### Exercise task 1
Reproduce the records word for word, starting at their first line and continuing through the line that contains "svg-text:3.46: 3.46 <box>463", with that line included.

### Source
# Oxypilus distinctus breeding diary!



## Gruby626 (Apr 10, 2008)

So here I will place some info &amp; pics of my O. distincus breeding project  

Here is adult female, that turned adult on 23.03.2008:







Here is adult male, that turned adult on 03.04.2008:






They mated today (10.04.2008) for 1 hour 23 minutes - I think it's a bit short, but maybe it's normal (anyway i will pair them again probably tomorrow or in a couple of days).

Here are some pics:

Just before mating:






During:





















I hope I will suceed, because it's the first time I'm trying to breed anything, so keep your fingers crossed


----------



## mrblue (Apr 10, 2008)

JEALOUS! i really like this species. good luck!


----------



## darkspeed (Apr 10, 2008)

Awesome! What a neat species! It is amazing how its body mimics a grasshopper! I suppose that is what its main food source is wherever their natural environment invironment is. By the time its prey realized that it wasnt another grasshopper it would be too late.

Crack photography too!


----------



## Gruby626 (Apr 12, 2008)

Yesterday my female produced an ooth  











Wish me good luck  

PS how long should I wait with my male/female, before i can mate them again? I know 1 time should be enough for all ooths, but i would like to mate them again, just to be sure


----------



## matt020593 (Apr 12, 2008)

One of my ooths of this species hatched yesterday  . The babies are so little they look too small for fruit flies.

I think your meant to mate them again after a few ooths.

Matt


----------



## Gruby626 (Apr 16, 2008)

As far as by now, my male always runs away when he sees the female ;/

Today I cought my female placing her second ooth, here some pics:


----------



## bugzilla (Apr 16, 2008)

Fantastic photos. Don't they remind you of the movie "Aliens" when they're laying!


----------



## Gruby626 (May 2, 2008)

bugzilla said:


> Fantastic photos. Don't they remind you of the movie "Aliens" when they're laying!


yeah they do  

By now I have 4 ooth's form this female, and I tried to mate my second pair, but the female is running away, so I guess I have to wait a litle bit ;P


----------



## Gruby626 (May 8, 2008)

First babies hatched:


----------



## matt020593 (May 8, 2008)

How long does it take for the first shed to happen? For some of mine they took around a month but then for the second moult they took about a week.


----------



## Gruby626 (May 10, 2008)

Matthew Whittle said:


> How long does it take for the first shed to happen? For some of mine they took around a month but then for the second moult they took about a week.


I don't know actually, because I'm breeding them for the first time  

I also have a question:

They came out of the ooth on 7th of may, and till now only 1 out of 9 ate a little fruit fly.

Does anyone know if it's normal or something is wrong?


----------



## matt020593 (May 10, 2008)

That's normal, they take a while to start eating after hatching but they will soon.

Matt


----------



## Ben.M (May 11, 2008)

Congrats on the hatching m8  , how yours doing Matt


----------



## matt020593 (May 12, 2008)

They all seem to be doing good. Got 2 at L3 from 1st ooth and 5 at L1 from 2nd ooth  .

Matt


----------

### Records shown
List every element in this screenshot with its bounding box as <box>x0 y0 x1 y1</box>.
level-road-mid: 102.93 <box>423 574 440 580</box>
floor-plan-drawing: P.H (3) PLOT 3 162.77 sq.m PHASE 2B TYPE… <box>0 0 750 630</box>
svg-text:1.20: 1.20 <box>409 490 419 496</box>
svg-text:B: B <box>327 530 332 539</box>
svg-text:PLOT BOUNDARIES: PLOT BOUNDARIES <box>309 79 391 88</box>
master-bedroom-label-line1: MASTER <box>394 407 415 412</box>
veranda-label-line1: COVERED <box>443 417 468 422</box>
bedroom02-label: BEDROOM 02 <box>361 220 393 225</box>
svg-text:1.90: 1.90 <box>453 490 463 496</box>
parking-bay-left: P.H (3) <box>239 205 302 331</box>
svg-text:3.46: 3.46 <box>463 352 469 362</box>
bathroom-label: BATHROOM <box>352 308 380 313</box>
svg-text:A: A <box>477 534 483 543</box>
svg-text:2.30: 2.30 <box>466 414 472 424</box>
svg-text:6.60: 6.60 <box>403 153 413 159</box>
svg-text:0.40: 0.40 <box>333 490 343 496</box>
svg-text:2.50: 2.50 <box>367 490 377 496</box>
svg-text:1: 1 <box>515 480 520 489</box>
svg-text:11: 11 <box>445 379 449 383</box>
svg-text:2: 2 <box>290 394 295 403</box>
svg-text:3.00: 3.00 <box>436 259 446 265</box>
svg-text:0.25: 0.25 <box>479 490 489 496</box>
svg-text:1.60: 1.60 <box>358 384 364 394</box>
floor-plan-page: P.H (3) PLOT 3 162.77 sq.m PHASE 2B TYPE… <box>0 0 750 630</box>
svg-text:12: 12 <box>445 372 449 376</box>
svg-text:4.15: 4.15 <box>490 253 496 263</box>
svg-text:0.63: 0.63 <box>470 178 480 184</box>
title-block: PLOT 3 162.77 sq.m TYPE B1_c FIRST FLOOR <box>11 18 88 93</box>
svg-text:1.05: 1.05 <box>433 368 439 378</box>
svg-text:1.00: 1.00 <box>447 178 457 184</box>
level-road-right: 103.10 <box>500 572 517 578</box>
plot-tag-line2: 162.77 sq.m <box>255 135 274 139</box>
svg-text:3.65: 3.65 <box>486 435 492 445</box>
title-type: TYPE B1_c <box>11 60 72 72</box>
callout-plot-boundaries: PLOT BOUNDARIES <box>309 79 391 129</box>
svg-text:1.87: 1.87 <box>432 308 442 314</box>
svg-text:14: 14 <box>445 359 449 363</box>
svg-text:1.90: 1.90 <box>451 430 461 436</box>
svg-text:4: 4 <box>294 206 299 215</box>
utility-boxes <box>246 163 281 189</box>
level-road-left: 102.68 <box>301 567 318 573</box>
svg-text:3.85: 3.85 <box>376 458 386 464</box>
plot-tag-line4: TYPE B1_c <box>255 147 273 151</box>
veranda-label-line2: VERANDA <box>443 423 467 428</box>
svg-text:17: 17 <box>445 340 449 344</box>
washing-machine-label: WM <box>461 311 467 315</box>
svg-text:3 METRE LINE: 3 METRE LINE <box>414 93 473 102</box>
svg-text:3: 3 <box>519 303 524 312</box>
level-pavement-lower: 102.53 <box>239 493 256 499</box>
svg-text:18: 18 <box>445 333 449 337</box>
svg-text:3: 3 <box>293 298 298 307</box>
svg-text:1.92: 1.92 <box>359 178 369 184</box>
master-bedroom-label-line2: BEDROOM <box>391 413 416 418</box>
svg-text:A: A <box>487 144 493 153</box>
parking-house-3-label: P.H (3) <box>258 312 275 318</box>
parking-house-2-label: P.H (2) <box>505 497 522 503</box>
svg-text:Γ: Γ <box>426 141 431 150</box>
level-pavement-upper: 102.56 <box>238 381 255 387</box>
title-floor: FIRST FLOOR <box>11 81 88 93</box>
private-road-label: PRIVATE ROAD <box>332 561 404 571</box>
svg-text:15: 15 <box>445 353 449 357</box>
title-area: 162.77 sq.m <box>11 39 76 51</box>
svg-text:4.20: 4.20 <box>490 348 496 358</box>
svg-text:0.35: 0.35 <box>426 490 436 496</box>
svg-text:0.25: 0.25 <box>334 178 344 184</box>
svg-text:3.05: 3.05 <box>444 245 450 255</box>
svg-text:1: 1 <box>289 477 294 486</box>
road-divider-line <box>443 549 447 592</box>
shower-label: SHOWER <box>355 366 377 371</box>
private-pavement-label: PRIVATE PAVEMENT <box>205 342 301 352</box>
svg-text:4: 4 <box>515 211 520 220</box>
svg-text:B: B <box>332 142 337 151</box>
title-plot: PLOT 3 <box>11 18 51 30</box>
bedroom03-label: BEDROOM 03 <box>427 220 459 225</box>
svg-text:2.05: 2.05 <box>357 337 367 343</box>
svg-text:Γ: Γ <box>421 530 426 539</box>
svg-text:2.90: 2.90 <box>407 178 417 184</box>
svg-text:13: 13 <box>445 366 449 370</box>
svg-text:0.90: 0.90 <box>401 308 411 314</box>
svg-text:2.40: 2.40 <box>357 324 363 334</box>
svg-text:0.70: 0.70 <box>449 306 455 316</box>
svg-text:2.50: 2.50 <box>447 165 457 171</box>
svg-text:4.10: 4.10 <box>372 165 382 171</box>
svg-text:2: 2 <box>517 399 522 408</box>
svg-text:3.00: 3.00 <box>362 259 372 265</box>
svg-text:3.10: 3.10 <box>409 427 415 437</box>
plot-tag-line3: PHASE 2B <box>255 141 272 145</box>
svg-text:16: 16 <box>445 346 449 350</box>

### Exercise task 2
Which usernames appear in the post headings of the Oxypilus distinctus breeding thread? Give each one once.

### Correct answer 1
List every element in this screenshot with its bounding box as <box>x0 y0 x1 y1</box>.
level-road-mid: 102.93 <box>423 574 440 580</box>
floor-plan-drawing: P.H (3) PLOT 3 162.77 sq.m PHASE 2B TYPE… <box>0 0 750 630</box>
svg-text:1.20: 1.20 <box>409 490 419 496</box>
svg-text:B: B <box>327 530 332 539</box>
svg-text:PLOT BOUNDARIES: PLOT BOUNDARIES <box>309 79 391 88</box>
master-bedroom-label-line1: MASTER <box>394 407 415 412</box>
veranda-label-line1: COVERED <box>443 417 468 422</box>
bedroom02-label: BEDROOM 02 <box>361 220 393 225</box>
svg-text:1.90: 1.90 <box>453 490 463 496</box>
parking-bay-left: P.H (3) <box>239 205 302 331</box>
svg-text:3.46: 3.46 <box>463 352 469 362</box>

### Correct answer 2
Gruby626
mrblue
darkspeed
matt020593
bugzilla
Ben.M